§ What is being asked
Find how many lines hold the word "waist" and give that number only.

## BEGIN Provided data

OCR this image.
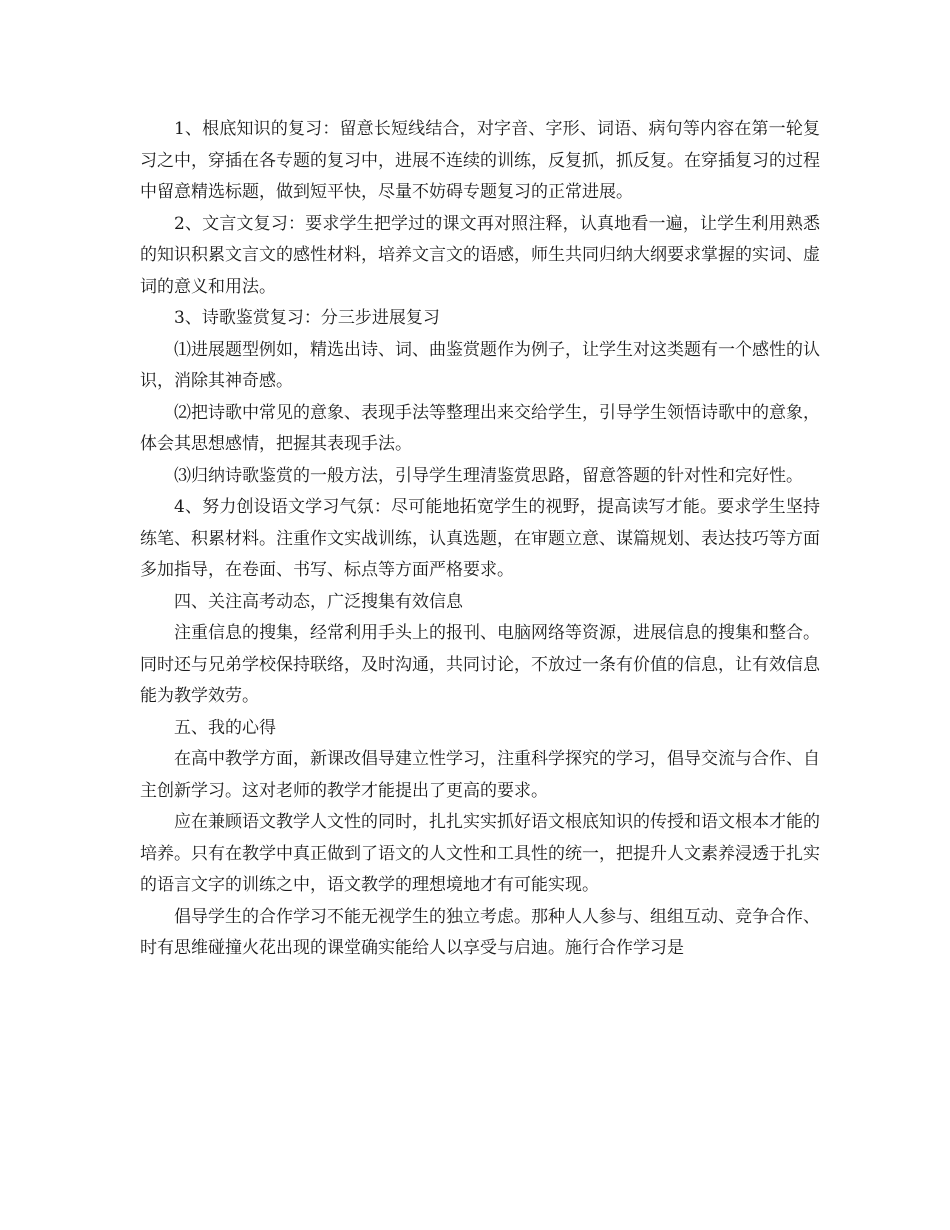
1、根底知识的复习：留意长短线结合，对字音、字形、词语、病句等内容在第一轮复习之中，穿插在各专题的复习中，进展不连续的训练，反复抓，抓反复。在穿插复习的过程中留意精选标题，做到短平快，尽量不妨碍专题复习的正常进展。

2、文言文复习：要求学生把学过的课文再对照注释，认真地看一遍，让学生利用熟悉的知识积累文言文的感性材料，培养文言文的语感，师生共同归纳大纲要求掌握的实词、虚词的意义和用法。

3、诗歌鉴赏复习：分三步进展复习

⑴进展题型例如，精选出诗、词、曲鉴赏题作为例子，让学生对这类题有一个感性的认识，消除其神奇感。

⑵把诗歌中常见的意象、表现手法等整理出来交给学生，引导学生领悟诗歌中的意象，体会其思想感情，把握其表现手法。

⑶归纳诗歌鉴赏的一般方法，引导学生理清鉴赏思路，留意答题的针对性和完好性。

4、努力创设语文学习气氛：尽可能地拓宽学生的视野，提高读写才能。要求学生坚持练笔、积累材料。注重作文实战训练，认真选题，在审题立意、谋篇规划、表达技巧等方面多加指导，在卷面、书写、标点等方面严格要求。

四、关注高考动态，广泛搜集有效信息

注重信息的搜集，经常利用手头上的报刊、电脑网络等资源，进展信息的搜集和整合。同时还与兄弟学校保持联络，及时沟通，共同讨论，不放过一条有价值的信息，让有效信息能为教学效劳。

五、我的心得

在高中教学方面，新课改倡导建立性学习，注重科学探究的学习，倡导交流与合作、自主创新学习。这对老师的教学才能提出了更高的要求。

应在兼顾语文教学人文性的同时，扎扎实实抓好语文根底知识的传授和语文根本才能的培养。只有在教学中真正做到了语文的人文性和工具性的统一，把提升人文素养浸透于扎实的语言文字的训练之中，语文教学的理想境地才有可能实现。

倡导学生的合作学习不能无视学生的独立考虑。那种人人参与、组组互动、竞争合作、时有思维碰撞火花出现的课堂确实能给人以享受与启迪。施行合作学习是
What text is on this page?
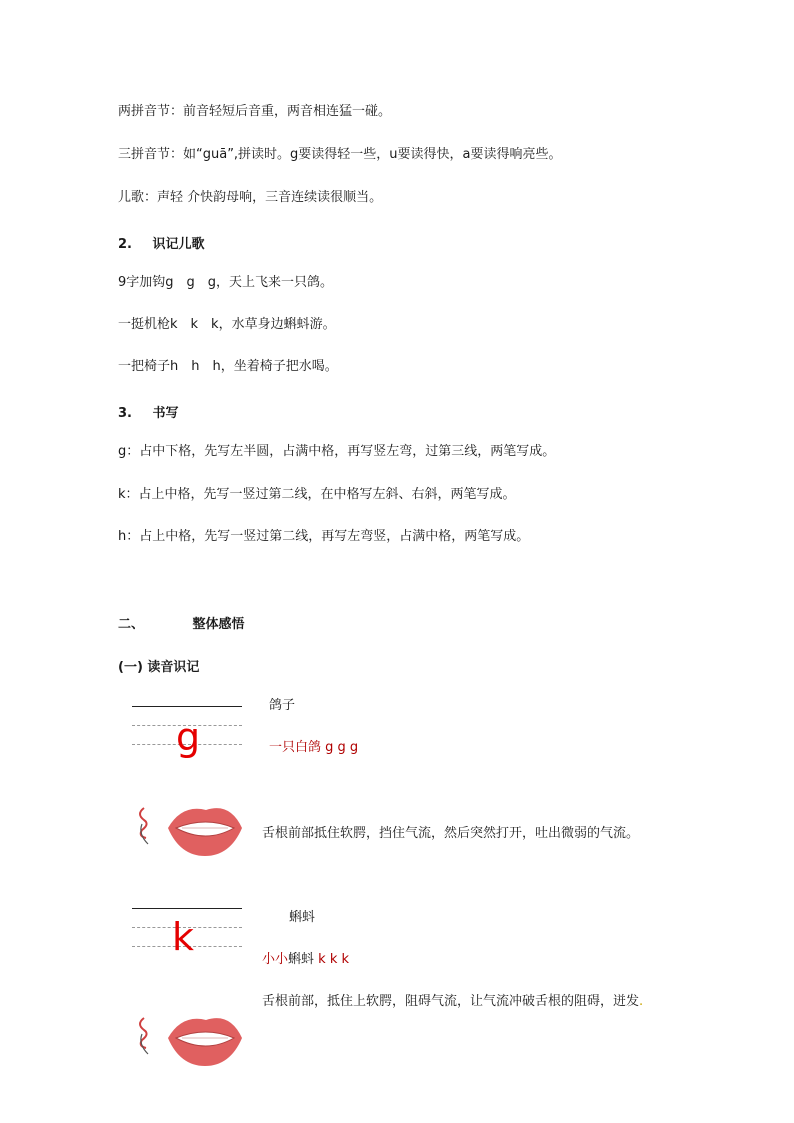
两拼音节：前音轻短后音重，两音相连猛一碰。
三拼音节：如“guā”,拼读时。g要读得轻一些，u要读得快，a要读得响亮些。
儿歌：声轻 介快韵母响，三音连续读很顺当。
2. 识记儿歌
9字加钩g　g　g，天上飞来一只鸽。
一挺机枪k　k　k，水草身边蝌蚪游。
一把椅子h　h　h，坐着椅子把水喝。
3. 书写
g：占中下格，先写左半圆，占满中格，再写竖左弯，过第三线，两笔写成。
k：占上中格，先写一竖过第二线，在中格写左斜、右斜，两笔写成。
h：占上中格，先写一竖过第二线，再写左弯竖，占满中格，两笔写成。
二、	整体感悟
(一) 读音识记
g
鸽子
一只白鸽 g g g
舌根前部抵住软腭，挡住气流，然后突然打开，吐出微弱的气流。
k	蝌蚪
小小蝌蚪 k k k
舌根前部，抵住上软腭，阻碍气流，让气流冲破舌根的阻碍，迸发.
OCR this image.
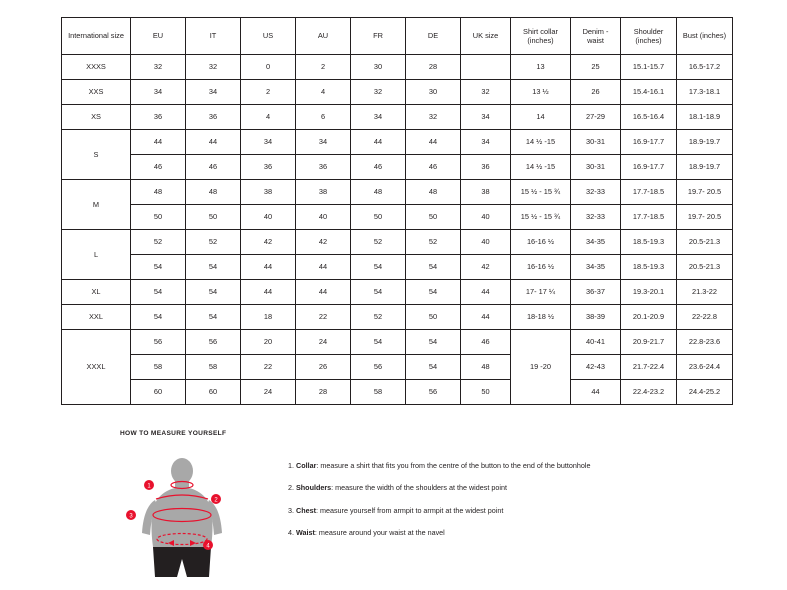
International size	EU	IT	US	AU	FR	DE	UK size	Shirt collar (inches)	Denim - waist	Shoulder (inches)	Bust (inches)
XXXS	32	32	0	2	30	28		13	25	15.1-15.7	16.5-17.2
XXS	34	34	2	4	32	30	32	13 ½	26	15.4-16.1	17.3-18.1
XS	36	36	4	6	34	32	34	14	27-29	16.5-16.4	18.1-18.9
S	44	44	34	34	44	44	34	14 ½ -15	30-31	16.9-17.7	18.9-19.7
	46	46	36	36	46	46	36	14 ½ -15	30-31	16.9-17.7	18.9-19.7
M	48	48	38	38	48	48	38	15 ½ - 15 ¾	32-33	17.7-18.5	19.7- 20.5
	50	50	40	40	50	50	40	15 ½ - 15 ¾	32-33	17.7-18.5	19.7- 20.5
L	52	52	42	42	52	52	40	16-16 ½	34-35	18.5-19.3	20.5-21.3
	54	54	44	44	54	54	42	16-16 ½	34-35	18.5-19.3	20.5-21.3
XL	54	54	44	44	54	54	44	17- 17 ¼	36-37	19.3-20.1	21.3-22
XXL	54	54	18	22	52	50	44	18-18 ½	38-39	20.1-20.9	22-22.8
XXXL	56	56	20	24	54	54	46	19 -20	40-41	20.9-21.7	22.8-23.6
	58	58	22	26	56	54	48		42-43	21.7-22.4	23.6-24.4
	60	60	24	28	58	56	50		44	22.4-23.2	24.4-25.2
HOW TO MEASURE YOURSELF
1
2
3
4
1. Collar: measure a shirt that fits you from the centre of the button to the end of the buttonhole
2. Shoulders: measure the width of the shoulders at the widest point
3. Chest: measure yourself from armpit to armpit at the widest point
4. Waist: measure around your waist at the navel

## END Provided data

§ Solution to the exercise
2